**Written task:** Could you output each line of the data that follows exactly?

**Available data:**
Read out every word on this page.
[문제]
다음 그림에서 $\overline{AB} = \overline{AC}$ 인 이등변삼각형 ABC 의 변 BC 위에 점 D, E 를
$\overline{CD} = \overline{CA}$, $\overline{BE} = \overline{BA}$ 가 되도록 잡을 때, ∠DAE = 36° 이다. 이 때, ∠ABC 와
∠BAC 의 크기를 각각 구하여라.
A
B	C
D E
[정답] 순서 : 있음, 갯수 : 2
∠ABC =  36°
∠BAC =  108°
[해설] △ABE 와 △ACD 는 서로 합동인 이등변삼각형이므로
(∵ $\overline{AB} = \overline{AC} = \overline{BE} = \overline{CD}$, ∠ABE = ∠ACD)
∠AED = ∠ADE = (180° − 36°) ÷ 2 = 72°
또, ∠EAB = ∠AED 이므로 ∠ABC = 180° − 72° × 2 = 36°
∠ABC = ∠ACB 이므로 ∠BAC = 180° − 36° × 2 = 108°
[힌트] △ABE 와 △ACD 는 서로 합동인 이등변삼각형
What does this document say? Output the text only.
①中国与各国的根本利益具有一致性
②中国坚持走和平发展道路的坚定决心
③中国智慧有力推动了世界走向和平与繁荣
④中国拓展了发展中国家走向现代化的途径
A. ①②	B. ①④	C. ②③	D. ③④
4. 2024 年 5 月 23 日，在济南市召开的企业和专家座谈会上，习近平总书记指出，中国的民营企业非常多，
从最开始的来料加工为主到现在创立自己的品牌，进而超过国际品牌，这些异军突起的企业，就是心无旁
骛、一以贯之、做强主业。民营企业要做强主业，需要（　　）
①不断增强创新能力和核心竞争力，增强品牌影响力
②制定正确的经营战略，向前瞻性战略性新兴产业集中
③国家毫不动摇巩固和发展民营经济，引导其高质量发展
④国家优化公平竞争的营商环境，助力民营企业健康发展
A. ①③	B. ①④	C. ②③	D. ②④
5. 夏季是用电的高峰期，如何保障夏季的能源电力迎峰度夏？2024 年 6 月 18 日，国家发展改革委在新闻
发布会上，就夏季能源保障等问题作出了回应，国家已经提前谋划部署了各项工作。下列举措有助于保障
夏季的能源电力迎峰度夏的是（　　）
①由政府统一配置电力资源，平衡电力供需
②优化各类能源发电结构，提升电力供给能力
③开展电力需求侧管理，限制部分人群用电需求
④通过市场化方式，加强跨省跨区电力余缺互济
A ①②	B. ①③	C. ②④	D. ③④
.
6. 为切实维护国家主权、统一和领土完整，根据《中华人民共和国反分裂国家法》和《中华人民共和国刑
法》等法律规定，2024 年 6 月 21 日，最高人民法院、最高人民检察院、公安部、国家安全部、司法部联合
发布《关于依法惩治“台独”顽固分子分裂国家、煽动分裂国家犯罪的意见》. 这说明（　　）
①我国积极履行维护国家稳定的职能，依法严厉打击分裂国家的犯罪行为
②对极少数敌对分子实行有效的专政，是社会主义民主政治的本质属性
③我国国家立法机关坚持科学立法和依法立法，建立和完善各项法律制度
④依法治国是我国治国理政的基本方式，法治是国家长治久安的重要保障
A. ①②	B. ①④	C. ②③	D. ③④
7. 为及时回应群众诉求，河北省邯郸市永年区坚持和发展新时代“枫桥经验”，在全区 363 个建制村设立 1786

**Exercise result:**
Read out every word on this page.
[문제]
다음 그림에서 $\overline{AB} = \overline{AC}$ 인 이등변삼각형 ABC 의 변 BC 위에 점 D, E 를
$\overline{CD} = \overline{CA}$, $\overline{BE} = \overline{BA}$ 가 되도록 잡을 때, ∠DAE = 36° 이다. 이 때, ∠ABC 와
∠BAC 의 크기를 각각 구하여라.
A
B	C
D E
[정답] 순서 : 있음, 갯수 : 2
∠ABC =  36°
∠BAC =  108°
[해설] △ABE 와 △ACD 는 서로 합동인 이등변삼각형이므로
(∵ $\overline{AB} = \overline{AC} = \overline{BE} = \overline{CD}$, ∠ABE = ∠ACD)
∠AED = ∠ADE = (180° − 36°) ÷ 2 = 72°
또, ∠EAB = ∠AED 이므로 ∠ABC = 180° − 72° × 2 = 36°
∠ABC = ∠ACB 이므로 ∠BAC = 180° − 36° × 2 = 108°
[힌트] △ABE 와 △ACD 는 서로 합동인 이등변삼각형
What does this document say? Output the text only.
①中国与各国的根本利益具有一致性
②中国坚持走和平发展道路的坚定决心
③中国智慧有力推动了世界走向和平与繁荣
④中国拓展了发展中国家走向现代化的途径
A. ①②	B. ①④	C. ②③	D. ③④
4. 2024 年 5 月 23 日，在济南市召开的企业和专家座谈会上，习近平总书记指出，中国的民营企业非常多，
从最开始的来料加工为主到现在创立自己的品牌，进而超过国际品牌，这些异军突起的企业，就是心无旁
骛、一以贯之、做强主业。民营企业要做强主业，需要（　　）
①不断增强创新能力和核心竞争力，增强品牌影响力
②制定正确的经营战略，向前瞻性战略性新兴产业集中
③国家毫不动摇巩固和发展民营经济，引导其高质量发展
④国家优化公平竞争的营商环境，助力民营企业健康发展
A. ①③	B. ①④	C. ②③	D. ②④
5. 夏季是用电的高峰期，如何保障夏季的能源电力迎峰度夏？2024 年 6 月 18 日，国家发展改革委在新闻
发布会上，就夏季能源保障等问题作出了回应，国家已经提前谋划部署了各项工作。下列举措有助于保障
夏季的能源电力迎峰度夏的是（　　）
①由政府统一配置电力资源，平衡电力供需
②优化各类能源发电结构，提升电力供给能力
③开展电力需求侧管理，限制部分人群用电需求
④通过市场化方式，加强跨省跨区电力余缺互济
A ①②	B. ①③	C. ②④	D. ③④
.
6. 为切实维护国家主权、统一和领土完整，根据《中华人民共和国反分裂国家法》和《中华人民共和国刑
法》等法律规定，2024 年 6 月 21 日，最高人民法院、最高人民检察院、公安部、国家安全部、司法部联合
发布《关于依法惩治“台独”顽固分子分裂国家、煽动分裂国家犯罪的意见》. 这说明（　　）
①我国积极履行维护国家稳定的职能，依法严厉打击分裂国家的犯罪行为
②对极少数敌对分子实行有效的专政，是社会主义民主政治的本质属性
③我国国家立法机关坚持科学立法和依法立法，建立和完善各项法律制度
④依法治国是我国治国理政的基本方式，法治是国家长治久安的重要保障
A. ①②	B. ①④	C. ②③	D. ③④
7. 为及时回应群众诉求，河北省邯郸市永年区坚持和发展新时代“枫桥经验”，在全区 363 个建制村设立 1786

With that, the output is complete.